>> START DATA SHOWN

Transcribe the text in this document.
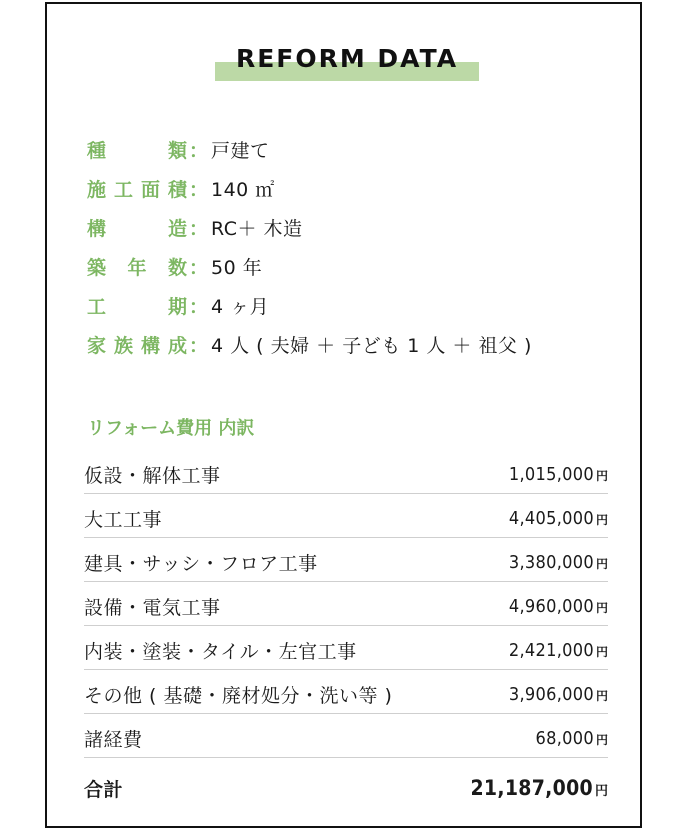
REFORM DATA
種	類 ： 戸建て
施 工 面 積 ： 140 ㎡
構	造 ： RC＋ 木造
築 年 数 ： 50 年
工	期 ： 4 ヶ月
家 族 構 成 ： 4 人 ( 夫婦 ＋ 子ども 1 人 ＋ 祖父 )
リフォーム費用 内訳
仮設・解体工事	1,015,000 円
大工工事	4,405,000 円
建具・サッシ・フロア工事	3,380,000 円
設備・電気工事	4,960,000 円
内装・塗装・タイル・左官工事	2,421,000 円
その他 ( 基礎・廃材処分・洗い等 )	3,906,000 円
諸経費	68,000 円
合計	21,187,000 円
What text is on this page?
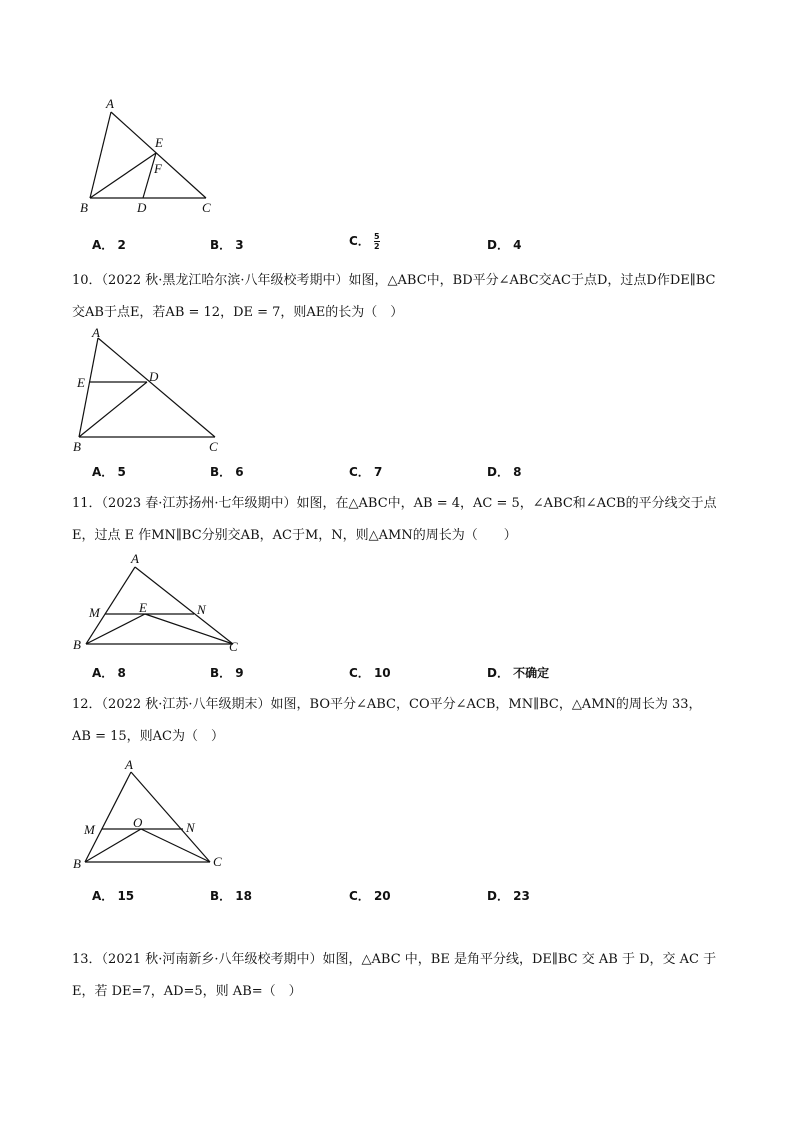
A
E
F
B	D	C
A． 2	B． 3	C． $\frac{5}{2}$	D． 4
10．（2022 秋·黑龙江哈尔滨·八年级校考期中）如图，△ABC中，BD平分∠ABC交AC于点D，过点D作DE∥BC
交AB于点E，若AB = 12，DE = 7，则AE的长为（　）
A
E	D
B	C
A． 5	B． 6	C． 7	D． 8
11．（2023 春·江苏扬州·七年级期中）如图，在△ABC中，AB = 4，AC = 5，∠ABC和∠ACB的平分线交于点
E，过点 E 作MN∥BC分别交AB，AC于M，N，则△AMN的周长为（　　）
A
M	E	N
B	C
A． 8	B． 9	C． 10	D． 不确定
12．（2022 秋·江苏·八年级期末）如图，BO平分∠ABC，CO平分∠ACB，MN∥BC，△AMN的周长为 33，
AB = 15，则AC为（　）
A
M	O	N
B	C
A． 15	B． 18	C． 20	D． 23
13．（2021 秋·河南新乡·八年级校考期中）如图，△ABC 中，BE 是角平分线，DE∥BC 交 AB 于 D，交 AC 于
E，若 DE=7，AD=5，则 AB=（　）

>> END DATA SHOWN

| EXERCISE DESCRIPTION |
Pull out every line in the material above where "this" occurs.

| RESULT |
Transcribe the text in this document.
What text is on this page?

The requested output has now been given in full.